What is needed :: Below are the records; copy each line in them that holds the word "JSON".

Data for processing ::
-*-

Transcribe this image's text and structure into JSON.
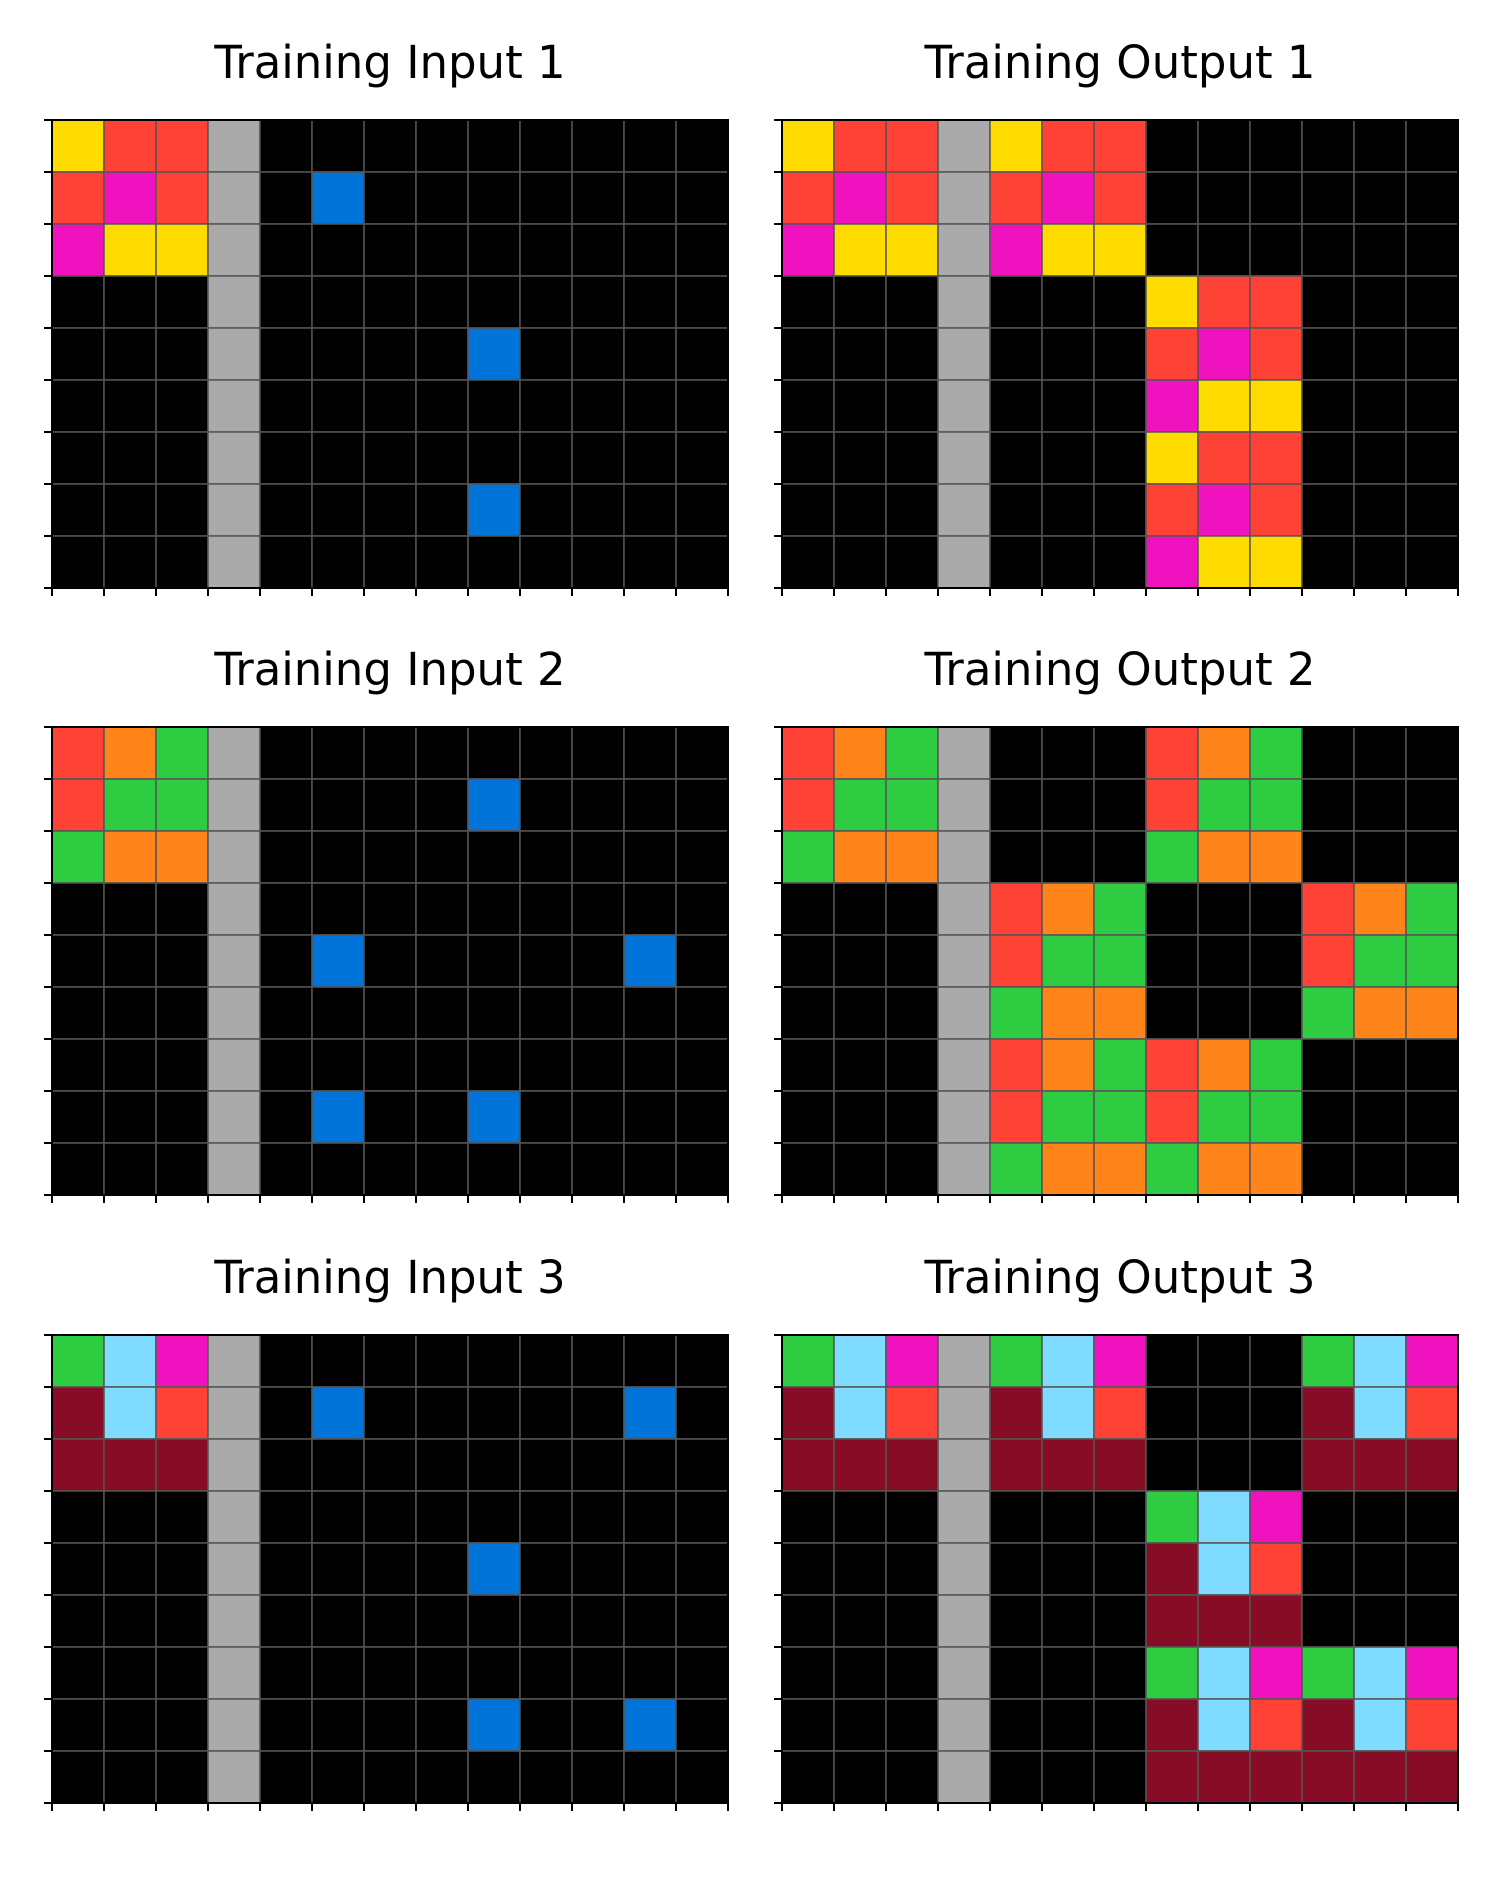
{
  "palette": {
    "0": "#000000",
    "1": "#0074D9",
    "2": "#FF4136",
    "3": "#2ECC40",
    "4": "#FFDC00",
    "5": "#AAAAAA",
    "6": "#F012BE",
    "7": "#FF851B",
    "8": "#7FDBFF",
    "9": "#870C25"
  },
  "grid_line_color": "#555555",
  "panels": [
    {
      "title": "Training Input 1",
      "grid": [
        [
          4,
          2,
          2,
          5,
          0,
          0,
          0,
          0,
          0,
          0,
          0,
          0,
          0
        ],
        [
          2,
          6,
          2,
          5,
          0,
          1,
          0,
          0,
          0,
          0,
          0,
          0,
          0
        ],
        [
          6,
          4,
          4,
          5,
          0,
          0,
          0,
          0,
          0,
          0,
          0,
          0,
          0
        ],
        [
          0,
          0,
          0,
          5,
          0,
          0,
          0,
          0,
          0,
          0,
          0,
          0,
          0
        ],
        [
          0,
          0,
          0,
          5,
          0,
          0,
          0,
          0,
          1,
          0,
          0,
          0,
          0
        ],
        [
          0,
          0,
          0,
          5,
          0,
          0,
          0,
          0,
          0,
          0,
          0,
          0,
          0
        ],
        [
          0,
          0,
          0,
          5,
          0,
          0,
          0,
          0,
          0,
          0,
          0,
          0,
          0
        ],
        [
          0,
          0,
          0,
          5,
          0,
          0,
          0,
          0,
          1,
          0,
          0,
          0,
          0
        ],
        [
          0,
          0,
          0,
          5,
          0,
          0,
          0,
          0,
          0,
          0,
          0,
          0,
          0
        ]
      ]
    },
    {
      "title": "Training Output 1",
      "grid": [
        [
          4,
          2,
          2,
          5,
          4,
          2,
          2,
          0,
          0,
          0,
          0,
          0,
          0
        ],
        [
          2,
          6,
          2,
          5,
          2,
          6,
          2,
          0,
          0,
          0,
          0,
          0,
          0
        ],
        [
          6,
          4,
          4,
          5,
          6,
          4,
          4,
          0,
          0,
          0,
          0,
          0,
          0
        ],
        [
          0,
          0,
          0,
          5,
          0,
          0,
          0,
          4,
          2,
          2,
          0,
          0,
          0
        ],
        [
          0,
          0,
          0,
          5,
          0,
          0,
          0,
          2,
          6,
          2,
          0,
          0,
          0
        ],
        [
          0,
          0,
          0,
          5,
          0,
          0,
          0,
          6,
          4,
          4,
          0,
          0,
          0
        ],
        [
          0,
          0,
          0,
          5,
          0,
          0,
          0,
          4,
          2,
          2,
          0,
          0,
          0
        ],
        [
          0,
          0,
          0,
          5,
          0,
          0,
          0,
          2,
          6,
          2,
          0,
          0,
          0
        ],
        [
          0,
          0,
          0,
          5,
          0,
          0,
          0,
          6,
          4,
          4,
          0,
          0,
          0
        ]
      ]
    },
    {
      "title": "Training Input 2",
      "grid": [
        [
          2,
          7,
          3,
          5,
          0,
          0,
          0,
          0,
          0,
          0,
          0,
          0,
          0
        ],
        [
          2,
          3,
          3,
          5,
          0,
          0,
          0,
          0,
          1,
          0,
          0,
          0,
          0
        ],
        [
          3,
          7,
          7,
          5,
          0,
          0,
          0,
          0,
          0,
          0,
          0,
          0,
          0
        ],
        [
          0,
          0,
          0,
          5,
          0,
          0,
          0,
          0,
          0,
          0,
          0,
          0,
          0
        ],
        [
          0,
          0,
          0,
          5,
          0,
          1,
          0,
          0,
          0,
          0,
          0,
          1,
          0
        ],
        [
          0,
          0,
          0,
          5,
          0,
          0,
          0,
          0,
          0,
          0,
          0,
          0,
          0
        ],
        [
          0,
          0,
          0,
          5,
          0,
          0,
          0,
          0,
          0,
          0,
          0,
          0,
          0
        ],
        [
          0,
          0,
          0,
          5,
          0,
          1,
          0,
          0,
          1,
          0,
          0,
          0,
          0
        ],
        [
          0,
          0,
          0,
          5,
          0,
          0,
          0,
          0,
          0,
          0,
          0,
          0,
          0
        ]
      ]
    },
    {
      "title": "Training Output 2",
      "grid": [
        [
          2,
          7,
          3,
          5,
          0,
          0,
          0,
          2,
          7,
          3,
          0,
          0,
          0
        ],
        [
          2,
          3,
          3,
          5,
          0,
          0,
          0,
          2,
          3,
          3,
          0,
          0,
          0
        ],
        [
          3,
          7,
          7,
          5,
          0,
          0,
          0,
          3,
          7,
          7,
          0,
          0,
          0
        ],
        [
          0,
          0,
          0,
          5,
          2,
          7,
          3,
          0,
          0,
          0,
          2,
          7,
          3
        ],
        [
          0,
          0,
          0,
          5,
          2,
          3,
          3,
          0,
          0,
          0,
          2,
          3,
          3
        ],
        [
          0,
          0,
          0,
          5,
          3,
          7,
          7,
          0,
          0,
          0,
          3,
          7,
          7
        ],
        [
          0,
          0,
          0,
          5,
          2,
          7,
          3,
          2,
          7,
          3,
          0,
          0,
          0
        ],
        [
          0,
          0,
          0,
          5,
          2,
          3,
          3,
          2,
          3,
          3,
          0,
          0,
          0
        ],
        [
          0,
          0,
          0,
          5,
          3,
          7,
          7,
          3,
          7,
          7,
          0,
          0,
          0
        ]
      ]
    },
    {
      "title": "Training Input 3",
      "grid": [
        [
          3,
          8,
          6,
          5,
          0,
          0,
          0,
          0,
          0,
          0,
          0,
          0,
          0
        ],
        [
          9,
          8,
          2,
          5,
          0,
          1,
          0,
          0,
          0,
          0,
          0,
          1,
          0
        ],
        [
          9,
          9,
          9,
          5,
          0,
          0,
          0,
          0,
          0,
          0,
          0,
          0,
          0
        ],
        [
          0,
          0,
          0,
          5,
          0,
          0,
          0,
          0,
          0,
          0,
          0,
          0,
          0
        ],
        [
          0,
          0,
          0,
          5,
          0,
          0,
          0,
          0,
          1,
          0,
          0,
          0,
          0
        ],
        [
          0,
          0,
          0,
          5,
          0,
          0,
          0,
          0,
          0,
          0,
          0,
          0,
          0
        ],
        [
          0,
          0,
          0,
          5,
          0,
          0,
          0,
          0,
          0,
          0,
          0,
          0,
          0
        ],
        [
          0,
          0,
          0,
          5,
          0,
          0,
          0,
          0,
          1,
          0,
          0,
          1,
          0
        ],
        [
          0,
          0,
          0,
          5,
          0,
          0,
          0,
          0,
          0,
          0,
          0,
          0,
          0
        ]
      ]
    },
    {
      "title": "Training Output 3",
      "grid": [
        [
          3,
          8,
          6,
          5,
          3,
          8,
          6,
          0,
          0,
          0,
          3,
          8,
          6
        ],
        [
          9,
          8,
          2,
          5,
          9,
          8,
          2,
          0,
          0,
          0,
          9,
          8,
          2
        ],
        [
          9,
          9,
          9,
          5,
          9,
          9,
          9,
          0,
          0,
          0,
          9,
          9,
          9
        ],
        [
          0,
          0,
          0,
          5,
          0,
          0,
          0,
          3,
          8,
          6,
          0,
          0,
          0
        ],
        [
          0,
          0,
          0,
          5,
          0,
          0,
          0,
          9,
          8,
          2,
          0,
          0,
          0
        ],
        [
          0,
          0,
          0,
          5,
          0,
          0,
          0,
          9,
          9,
          9,
          0,
          0,
          0
        ],
        [
          0,
          0,
          0,
          5,
          0,
          0,
          0,
          3,
          8,
          6,
          3,
          8,
          6
        ],
        [
          0,
          0,
          0,
          5,
          0,
          0,
          0,
          9,
          8,
          2,
          9,
          8,
          2
        ],
        [
          0,
          0,
          0,
          5,
          0,
          0,
          0,
          9,
          9,
          9,
          9,
          9,
          9
        ]
      ]
    }
  ]
}
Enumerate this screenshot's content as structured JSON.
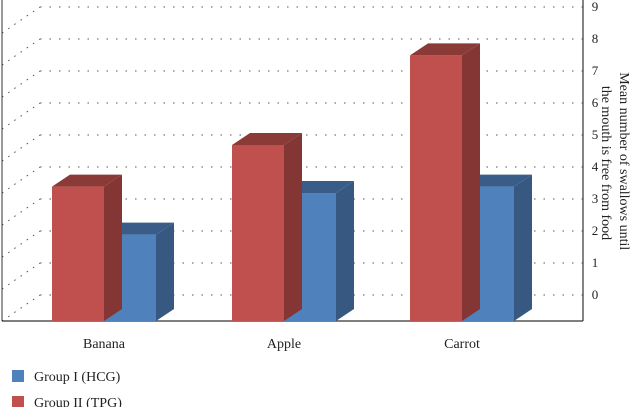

-*-

Finished answer ::
Transcribe this image's text and structure into JSON.
Enumerate this screenshot's content as structured JSON.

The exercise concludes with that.